YOUR TASK:
Go through the material below, count the lines with the word "tahu", and reply with the count alone.

MATERIAL SHOWN:

******

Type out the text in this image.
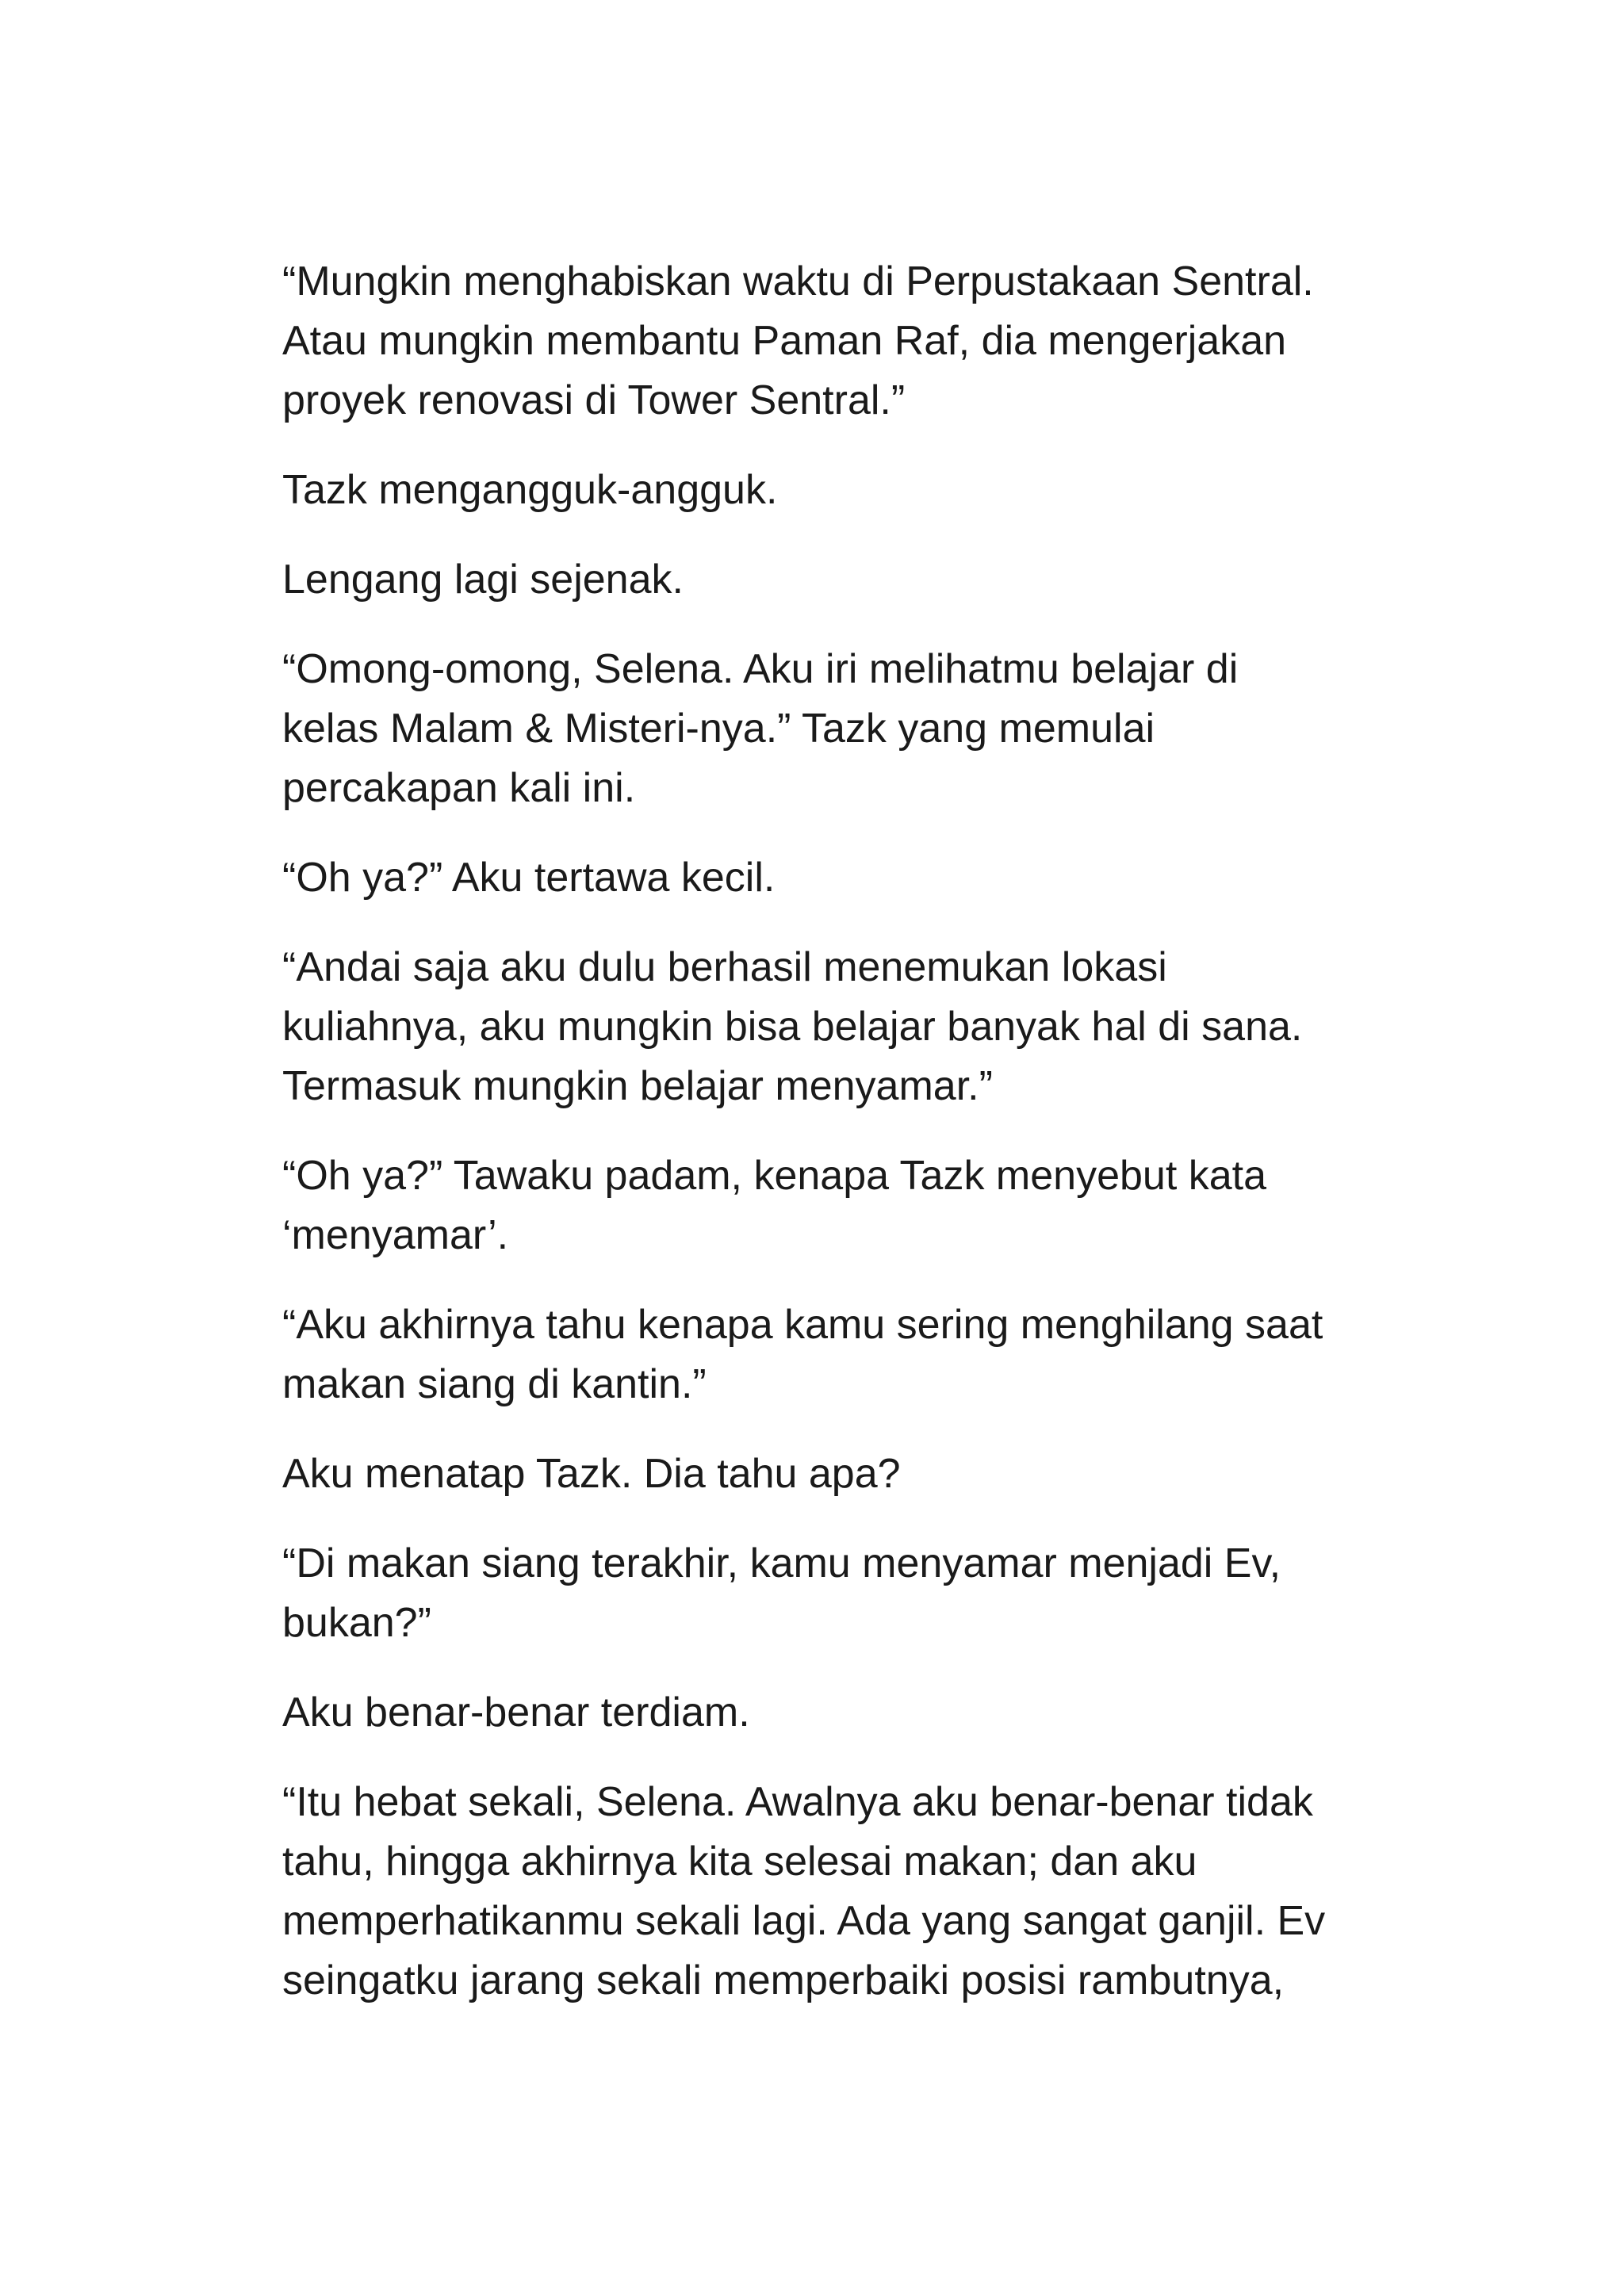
“Mungkin menghabiskan waktu di Perpustakaan Sentral.
Atau mungkin membantu Paman Raf, dia mengerjakan
proyek renovasi di Tower Sentral.”

Tazk mengangguk-angguk.

Lengang lagi sejenak.

“Omong-omong, Selena. Aku iri melihatmu belajar di
kelas Malam & Misteri-nya.” Tazk yang memulai
percakapan kali ini.

“Oh ya?” Aku tertawa kecil.

“Andai saja aku dulu berhasil menemukan lokasi
kuliahnya, aku mungkin bisa belajar banyak hal di sana.
Termasuk mungkin belajar menyamar.”

“Oh ya?” Tawaku padam, kenapa Tazk menyebut kata
‘menyamar’.

“Aku akhirnya tahu kenapa kamu sering menghilang saat
makan siang di kantin.”

Aku menatap Tazk. Dia tahu apa?

“Di makan siang terakhir, kamu menyamar menjadi Ev,
bukan?”

Aku benar-benar terdiam.

“Itu hebat sekali, Selena. Awalnya aku benar-benar tidak
tahu, hingga akhirnya kita selesai makan; dan aku
memperhatikanmu sekali lagi. Ada yang sangat ganjil. Ev
seingatku jarang sekali memperbaiki posisi rambutnya,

******

THE OUTPUT:
3